Stated exercise: What follows is a set of entries. Repeat them exactly, but not their pictures.

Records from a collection
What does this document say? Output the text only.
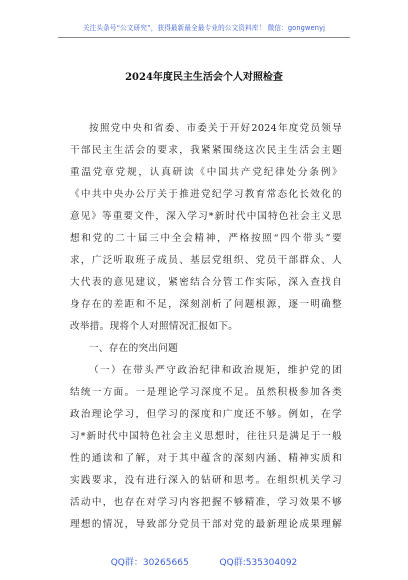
关注头条号“公文研究”，获得最新最全最专业的公文资料库！ 微信：gongwenyj
2024年度民主生活会个人对照检查
按照党中央和省委、市委关于开好2024年度党员领导
干部民主生活会的要求，我紧紧围绕这次民主生活会主题
重温党章党规，认真研读《中国共产党纪律处分条例》
《中共中央办公厅关于推进党纪学习教育常态化长效化的
意见》等重要文件，深入学习*新时代中国特色社会主义思
想和党的二十届三中全会精神，严格按照“四个带头”要
求，广泛听取班子成员、基层党组织、党员干部群众、人
大代表的意见建议，紧密结合分管工作实际，深入查找自
身存在的差距和不足，深刻剖析了问题根源，逐一明确整
改举措。现将个人对照情况汇报如下。
一、存在的突出问题
（一）在带头严守政治纪律和政治规矩，维护党的团
结统一方面。一是理论学习深度不足。虽然积极参加各类
政治理论学习，但学习的深度和广度还不够。例如，在学
习*新时代中国特色社会主义思想时，往往只是满足于一般
性的通读和了解，对于其中蕴含的深刻内涵、精神实质和
实践要求，没有进行深入的钻研和思考。在组织机关学习
活动中，也存在对学习内容把握不够精准，学习效果不够
理想的情况，导致部分党员干部对党的最新理论成果理解
QQ群：30265665	QQ群:535304092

Solution for this task:
What does this document say? Output the text only.
关注头条号“公文研究”，获得最新最全最专业的公文资料库！ 微信：gongwenyj
2024年度民主生活会个人对照检查
按照党中央和省委、市委关于开好2024年度党员领导
干部民主生活会的要求，我紧紧围绕这次民主生活会主题
重温党章党规，认真研读《中国共产党纪律处分条例》
《中共中央办公厅关于推进党纪学习教育常态化长效化的
意见》等重要文件，深入学习*新时代中国特色社会主义思
想和党的二十届三中全会精神，严格按照“四个带头”要
求，广泛听取班子成员、基层党组织、党员干部群众、人
大代表的意见建议，紧密结合分管工作实际，深入查找自
身存在的差距和不足，深刻剖析了问题根源，逐一明确整
改举措。现将个人对照情况汇报如下。
一、存在的突出问题
（一）在带头严守政治纪律和政治规矩，维护党的团
结统一方面。一是理论学习深度不足。虽然积极参加各类
政治理论学习，但学习的深度和广度还不够。例如，在学
习*新时代中国特色社会主义思想时，往往只是满足于一般
性的通读和了解，对于其中蕴含的深刻内涵、精神实质和
实践要求，没有进行深入的钻研和思考。在组织机关学习
活动中，也存在对学习内容把握不够精准，学习效果不够
理想的情况，导致部分党员干部对党的最新理论成果理解
QQ群：30265665	QQ群:535304092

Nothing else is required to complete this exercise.